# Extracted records
begin

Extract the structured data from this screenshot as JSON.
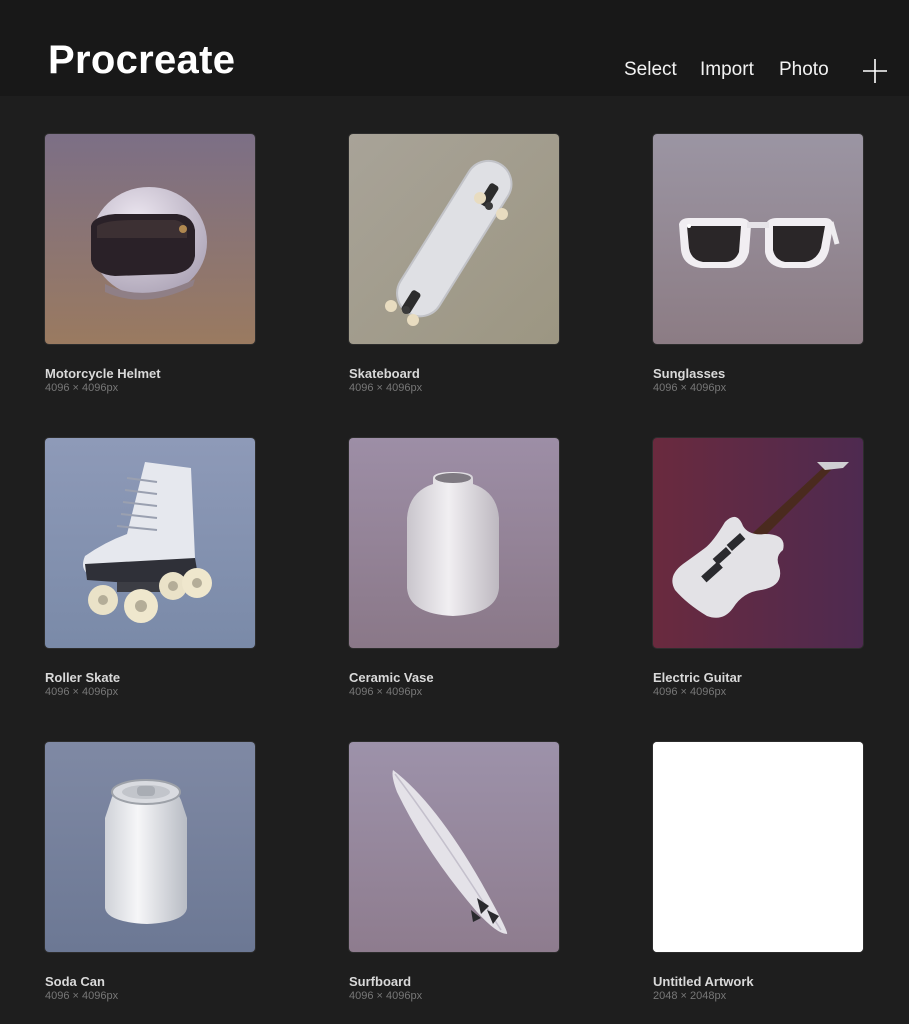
{
  "header": {
    "title": "Procreate",
    "actions": {
      "select": "Select",
      "import": "Import",
      "photo": "Photo"
    },
    "add_icon": "plus-icon"
  },
  "gallery": {
    "items": [
      {
        "title": "Motorcycle Helmet",
        "size": "4096 × 4096px",
        "thumbnail": "motorcycle-helmet"
      },
      {
        "title": "Skateboard",
        "size": "4096 × 4096px",
        "thumbnail": "skateboard"
      },
      {
        "title": "Sunglasses",
        "size": "4096 × 4096px",
        "thumbnail": "sunglasses"
      },
      {
        "title": "Roller Skate",
        "size": "4096 × 4096px",
        "thumbnail": "roller-skate"
      },
      {
        "title": "Ceramic Vase",
        "size": "4096 × 4096px",
        "thumbnail": "ceramic-vase"
      },
      {
        "title": "Electric Guitar",
        "size": "4096 × 4096px",
        "thumbnail": "electric-guitar"
      },
      {
        "title": "Soda Can",
        "size": "4096 × 4096px",
        "thumbnail": "soda-can"
      },
      {
        "title": "Surfboard",
        "size": "4096 × 4096px",
        "thumbnail": "surfboard"
      },
      {
        "title": "Untitled Artwork",
        "size": "2048 × 2048px",
        "thumbnail": "blank-canvas"
      }
    ]
  },
  "colors": {
    "background": "#1e1e1e",
    "header_background": "#181818",
    "title_text": "#ffffff",
    "caption_text": "#d9d9d9",
    "subcaption_text": "#777777"
  }
}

end

Write out the listing word for word, omitting the pictures it holds.

Extract the structured data from this screenshot as JSON.
{
  "header": {
    "title": "Procreate",
    "actions": {
      "select": "Select",
      "import": "Import",
      "photo": "Photo"
    },
    "add_icon": "plus-icon"
  },
  "gallery": {
    "items": [
      {
        "title": "Motorcycle Helmet",
        "size": "4096 × 4096px",
        "thumbnail": "motorcycle-helmet"
      },
      {
        "title": "Skateboard",
        "size": "4096 × 4096px",
        "thumbnail": "skateboard"
      },
      {
        "title": "Sunglasses",
        "size": "4096 × 4096px",
        "thumbnail": "sunglasses"
      },
      {
        "title": "Roller Skate",
        "size": "4096 × 4096px",
        "thumbnail": "roller-skate"
      },
      {
        "title": "Ceramic Vase",
        "size": "4096 × 4096px",
        "thumbnail": "ceramic-vase"
      },
      {
        "title": "Electric Guitar",
        "size": "4096 × 4096px",
        "thumbnail": "electric-guitar"
      },
      {
        "title": "Soda Can",
        "size": "4096 × 4096px",
        "thumbnail": "soda-can"
      },
      {
        "title": "Surfboard",
        "size": "4096 × 4096px",
        "thumbnail": "surfboard"
      },
      {
        "title": "Untitled Artwork",
        "size": "2048 × 2048px",
        "thumbnail": "blank-canvas"
      }
    ]
  },
  "colors": {
    "background": "#1e1e1e",
    "header_background": "#181818",
    "title_text": "#ffffff",
    "caption_text": "#d9d9d9",
    "subcaption_text": "#777777"
  }
}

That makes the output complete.